## Instructions for the task
Below are records; state how many of their lines hold the word "결제요청취소", and give only the figure.

## Task material

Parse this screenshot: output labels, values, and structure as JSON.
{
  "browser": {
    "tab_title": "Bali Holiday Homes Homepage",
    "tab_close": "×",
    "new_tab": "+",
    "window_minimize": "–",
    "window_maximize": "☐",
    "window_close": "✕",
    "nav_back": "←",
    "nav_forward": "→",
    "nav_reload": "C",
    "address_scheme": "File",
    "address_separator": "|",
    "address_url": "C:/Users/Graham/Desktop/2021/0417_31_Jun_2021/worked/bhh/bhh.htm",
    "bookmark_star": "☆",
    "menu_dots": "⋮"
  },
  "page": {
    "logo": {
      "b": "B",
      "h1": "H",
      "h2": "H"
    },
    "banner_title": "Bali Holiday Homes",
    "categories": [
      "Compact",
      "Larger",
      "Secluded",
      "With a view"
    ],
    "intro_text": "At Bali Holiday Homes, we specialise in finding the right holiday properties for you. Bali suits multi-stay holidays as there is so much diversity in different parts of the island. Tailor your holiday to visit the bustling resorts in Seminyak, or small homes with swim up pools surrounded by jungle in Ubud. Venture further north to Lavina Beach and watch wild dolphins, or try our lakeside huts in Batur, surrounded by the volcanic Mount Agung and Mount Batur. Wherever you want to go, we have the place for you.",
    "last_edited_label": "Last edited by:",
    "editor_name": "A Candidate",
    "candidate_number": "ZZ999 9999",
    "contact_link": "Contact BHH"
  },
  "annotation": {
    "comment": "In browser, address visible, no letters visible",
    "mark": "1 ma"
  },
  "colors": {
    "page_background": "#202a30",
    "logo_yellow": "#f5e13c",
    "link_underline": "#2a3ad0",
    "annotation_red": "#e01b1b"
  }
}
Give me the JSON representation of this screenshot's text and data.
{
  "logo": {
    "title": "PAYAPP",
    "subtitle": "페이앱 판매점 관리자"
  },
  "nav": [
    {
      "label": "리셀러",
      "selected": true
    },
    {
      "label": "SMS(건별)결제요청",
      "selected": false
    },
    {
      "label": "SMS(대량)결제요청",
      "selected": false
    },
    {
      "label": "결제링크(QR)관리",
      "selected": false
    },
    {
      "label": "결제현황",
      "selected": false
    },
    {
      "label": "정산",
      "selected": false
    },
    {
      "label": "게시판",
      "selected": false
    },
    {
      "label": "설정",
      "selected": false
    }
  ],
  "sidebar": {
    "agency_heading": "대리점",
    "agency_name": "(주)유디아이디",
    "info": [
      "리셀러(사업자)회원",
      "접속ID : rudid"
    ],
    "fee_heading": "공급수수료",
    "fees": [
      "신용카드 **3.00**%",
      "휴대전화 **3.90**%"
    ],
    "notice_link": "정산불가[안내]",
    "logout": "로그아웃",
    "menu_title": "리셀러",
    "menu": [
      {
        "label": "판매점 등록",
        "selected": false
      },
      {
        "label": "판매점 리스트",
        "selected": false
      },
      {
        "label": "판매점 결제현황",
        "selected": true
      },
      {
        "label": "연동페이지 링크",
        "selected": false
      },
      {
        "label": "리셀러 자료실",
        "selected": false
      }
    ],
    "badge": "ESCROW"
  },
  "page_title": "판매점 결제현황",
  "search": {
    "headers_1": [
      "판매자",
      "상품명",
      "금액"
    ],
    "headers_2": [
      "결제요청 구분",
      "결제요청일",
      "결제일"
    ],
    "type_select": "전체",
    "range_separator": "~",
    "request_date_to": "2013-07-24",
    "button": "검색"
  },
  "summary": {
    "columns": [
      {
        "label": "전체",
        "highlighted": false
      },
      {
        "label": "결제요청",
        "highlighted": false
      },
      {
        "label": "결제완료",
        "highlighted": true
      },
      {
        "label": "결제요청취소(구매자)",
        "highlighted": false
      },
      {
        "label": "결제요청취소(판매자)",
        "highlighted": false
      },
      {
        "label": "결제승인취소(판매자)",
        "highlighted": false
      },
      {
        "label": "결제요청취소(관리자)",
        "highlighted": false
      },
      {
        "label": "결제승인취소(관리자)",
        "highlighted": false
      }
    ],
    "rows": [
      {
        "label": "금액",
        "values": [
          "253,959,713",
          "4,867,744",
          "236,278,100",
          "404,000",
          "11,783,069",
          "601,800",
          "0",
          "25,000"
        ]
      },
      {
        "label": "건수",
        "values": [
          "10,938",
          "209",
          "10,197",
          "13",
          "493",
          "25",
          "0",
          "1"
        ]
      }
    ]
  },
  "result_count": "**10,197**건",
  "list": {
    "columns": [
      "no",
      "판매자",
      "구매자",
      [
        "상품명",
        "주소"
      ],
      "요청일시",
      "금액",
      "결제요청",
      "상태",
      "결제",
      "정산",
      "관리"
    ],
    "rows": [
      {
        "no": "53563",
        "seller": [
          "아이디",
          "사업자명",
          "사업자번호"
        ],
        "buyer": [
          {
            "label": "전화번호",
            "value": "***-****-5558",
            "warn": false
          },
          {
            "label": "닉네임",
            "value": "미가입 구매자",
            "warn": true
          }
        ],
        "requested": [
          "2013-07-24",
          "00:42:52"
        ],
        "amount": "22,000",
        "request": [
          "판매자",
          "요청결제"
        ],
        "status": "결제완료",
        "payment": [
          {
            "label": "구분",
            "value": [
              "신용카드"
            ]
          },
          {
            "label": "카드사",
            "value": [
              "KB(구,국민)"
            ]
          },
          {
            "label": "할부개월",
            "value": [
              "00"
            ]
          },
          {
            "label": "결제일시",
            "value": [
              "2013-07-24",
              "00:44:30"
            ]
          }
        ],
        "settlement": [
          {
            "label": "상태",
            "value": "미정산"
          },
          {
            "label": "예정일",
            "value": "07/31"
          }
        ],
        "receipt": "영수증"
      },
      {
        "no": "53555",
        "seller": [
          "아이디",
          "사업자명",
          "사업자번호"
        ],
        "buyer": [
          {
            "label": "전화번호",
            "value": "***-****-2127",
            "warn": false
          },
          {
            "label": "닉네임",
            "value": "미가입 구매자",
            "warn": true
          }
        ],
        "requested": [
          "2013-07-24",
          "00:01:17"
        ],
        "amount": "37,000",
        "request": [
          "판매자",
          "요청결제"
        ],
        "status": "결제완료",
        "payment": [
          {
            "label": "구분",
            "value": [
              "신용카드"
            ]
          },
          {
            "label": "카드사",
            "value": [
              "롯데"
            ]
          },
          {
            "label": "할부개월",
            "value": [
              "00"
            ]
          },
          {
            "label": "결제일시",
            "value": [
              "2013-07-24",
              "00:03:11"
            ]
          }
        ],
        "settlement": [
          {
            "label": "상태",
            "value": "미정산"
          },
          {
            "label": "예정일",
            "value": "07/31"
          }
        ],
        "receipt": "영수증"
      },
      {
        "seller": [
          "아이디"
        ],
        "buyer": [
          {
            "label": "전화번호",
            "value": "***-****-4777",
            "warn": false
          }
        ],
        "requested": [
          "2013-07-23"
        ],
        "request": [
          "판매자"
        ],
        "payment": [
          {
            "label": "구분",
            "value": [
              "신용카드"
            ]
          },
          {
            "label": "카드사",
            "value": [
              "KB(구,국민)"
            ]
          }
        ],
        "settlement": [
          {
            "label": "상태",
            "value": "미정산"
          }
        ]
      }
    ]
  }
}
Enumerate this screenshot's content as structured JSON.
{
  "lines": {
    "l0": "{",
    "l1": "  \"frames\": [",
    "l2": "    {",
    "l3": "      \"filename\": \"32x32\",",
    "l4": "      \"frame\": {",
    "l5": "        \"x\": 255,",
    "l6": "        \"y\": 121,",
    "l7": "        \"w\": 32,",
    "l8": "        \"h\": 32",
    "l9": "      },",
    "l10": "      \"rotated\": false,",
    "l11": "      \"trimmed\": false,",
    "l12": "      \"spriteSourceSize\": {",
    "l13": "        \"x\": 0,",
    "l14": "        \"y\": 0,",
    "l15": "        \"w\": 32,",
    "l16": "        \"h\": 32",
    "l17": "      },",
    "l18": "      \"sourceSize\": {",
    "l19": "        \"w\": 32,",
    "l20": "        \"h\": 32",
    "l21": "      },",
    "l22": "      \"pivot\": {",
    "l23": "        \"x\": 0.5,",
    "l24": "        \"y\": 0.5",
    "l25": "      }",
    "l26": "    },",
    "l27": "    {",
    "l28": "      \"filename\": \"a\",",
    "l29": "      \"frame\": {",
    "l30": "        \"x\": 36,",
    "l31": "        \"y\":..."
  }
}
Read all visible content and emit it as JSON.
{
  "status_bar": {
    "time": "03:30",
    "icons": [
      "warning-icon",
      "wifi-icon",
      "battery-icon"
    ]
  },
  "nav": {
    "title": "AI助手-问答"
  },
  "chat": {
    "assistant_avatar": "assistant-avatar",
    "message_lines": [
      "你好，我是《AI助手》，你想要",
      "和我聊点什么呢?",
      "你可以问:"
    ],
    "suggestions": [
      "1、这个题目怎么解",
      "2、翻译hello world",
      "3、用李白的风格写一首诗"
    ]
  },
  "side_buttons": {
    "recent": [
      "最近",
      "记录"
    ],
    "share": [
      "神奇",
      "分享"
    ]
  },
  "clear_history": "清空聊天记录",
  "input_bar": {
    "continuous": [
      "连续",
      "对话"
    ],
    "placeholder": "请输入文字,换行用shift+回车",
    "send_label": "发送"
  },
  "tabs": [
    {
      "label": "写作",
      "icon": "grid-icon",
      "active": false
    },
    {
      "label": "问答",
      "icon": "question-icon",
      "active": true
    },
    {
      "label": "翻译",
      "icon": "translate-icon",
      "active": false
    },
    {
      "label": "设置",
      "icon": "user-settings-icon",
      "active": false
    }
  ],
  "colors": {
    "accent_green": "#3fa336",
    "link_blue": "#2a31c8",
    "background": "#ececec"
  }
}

## Response to the exercise
3